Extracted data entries
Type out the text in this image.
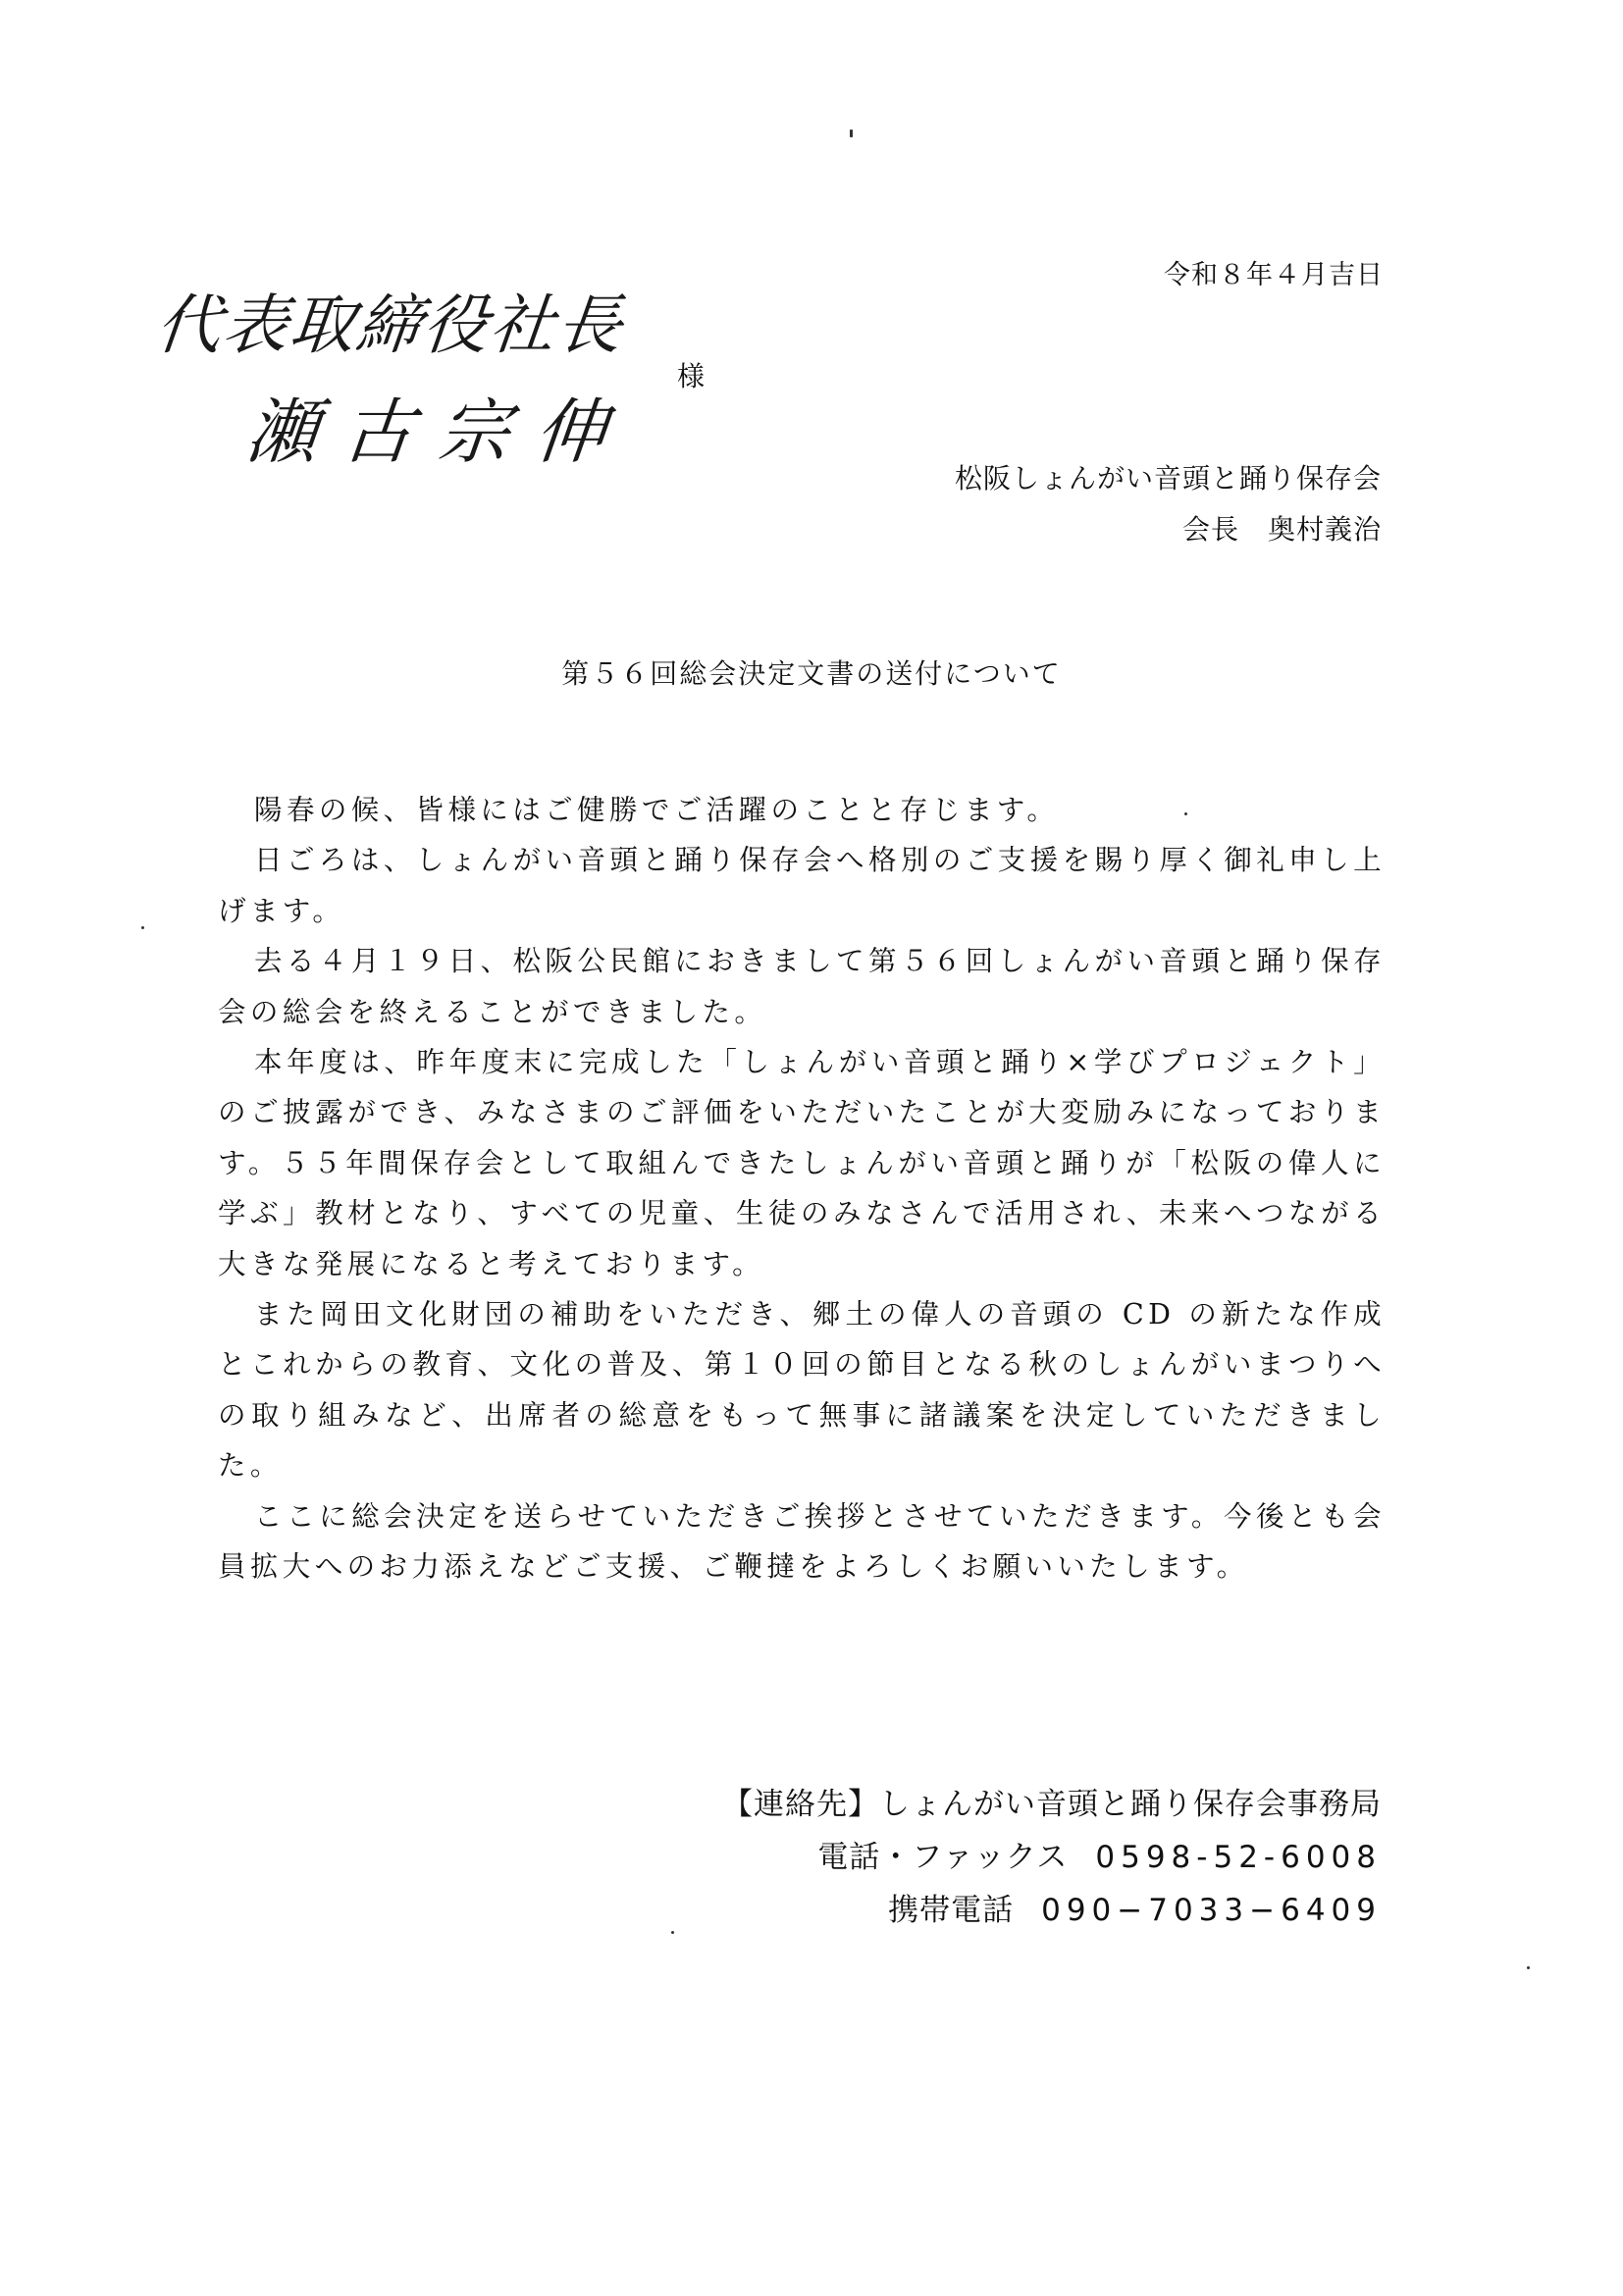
令和８年４月吉日
代表取締役社長
瀬古宗伸
様
松阪しょんがい音頭と踊り保存会
会長　奥村義治
第５６回総会決定文書の送付について

陽春の候、皆様にはご健勝でご活躍のことと存じます。

日ごろは、しょんがい音頭と踊り保存会へ格別のご支援を賜り厚く御礼申し上げます。

去る４月１９日、松阪公民館におきまして第５６回しょんがい音頭と踊り保存会の総会を終えることができました。

本年度は、昨年度末に完成した「しょんがい音頭と踊り×学びプロジェクト」のご披露ができ、みなさまのご評価をいただいたことが大変励みになっております。５５年間保存会として取組んできたしょんがい音頭と踊りが「松阪の偉人に学ぶ」教材となり、すべての児童、生徒のみなさんで活用され、未来へつながる大きな発展になると考えております。

また岡田文化財団の補助をいただき、郷土の偉人の音頭の CD の新たな作成とこれからの教育、文化の普及、第１０回の節目となる秋のしょんがいまつりへの取り組みなど、出席者の総意をもって無事に諸議案を決定していただきました。

ここに総会決定を送らせていただきご挨拶とさせていただきます。今後とも会員拡大へのお力添えなどご支援、ご鞭撻をよろしくお願いいたします。

【連絡先】しょんがい音頭と踊り保存会事務局
電話・ファックス 0598-52-6008
携帯電話 090−7033−6409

§ REQUIREMENT:
Reproduce the data above in full, exactly as it is, with the pictures left out.

§ RESULT OF THIS TASK:
Type out the text in this image.
令和８年４月吉日
代表取締役社長
瀬古宗伸
様
松阪しょんがい音頭と踊り保存会
会長　奥村義治
第５６回総会決定文書の送付について

陽春の候、皆様にはご健勝でご活躍のことと存じます。

日ごろは、しょんがい音頭と踊り保存会へ格別のご支援を賜り厚く御礼申し上げます。

去る４月１９日、松阪公民館におきまして第５６回しょんがい音頭と踊り保存会の総会を終えることができました。

本年度は、昨年度末に完成した「しょんがい音頭と踊り×学びプロジェクト」のご披露ができ、みなさまのご評価をいただいたことが大変励みになっております。５５年間保存会として取組んできたしょんがい音頭と踊りが「松阪の偉人に学ぶ」教材となり、すべての児童、生徒のみなさんで活用され、未来へつながる大きな発展になると考えております。

また岡田文化財団の補助をいただき、郷土の偉人の音頭の CD の新たな作成とこれからの教育、文化の普及、第１０回の節目となる秋のしょんがいまつりへの取り組みなど、出席者の総意をもって無事に諸議案を決定していただきました。

ここに総会決定を送らせていただきご挨拶とさせていただきます。今後とも会員拡大へのお力添えなどご支援、ご鞭撻をよろしくお願いいたします。

【連絡先】しょんがい音頭と踊り保存会事務局
電話・ファックス 0598-52-6008
携帯電話 090−7033−6409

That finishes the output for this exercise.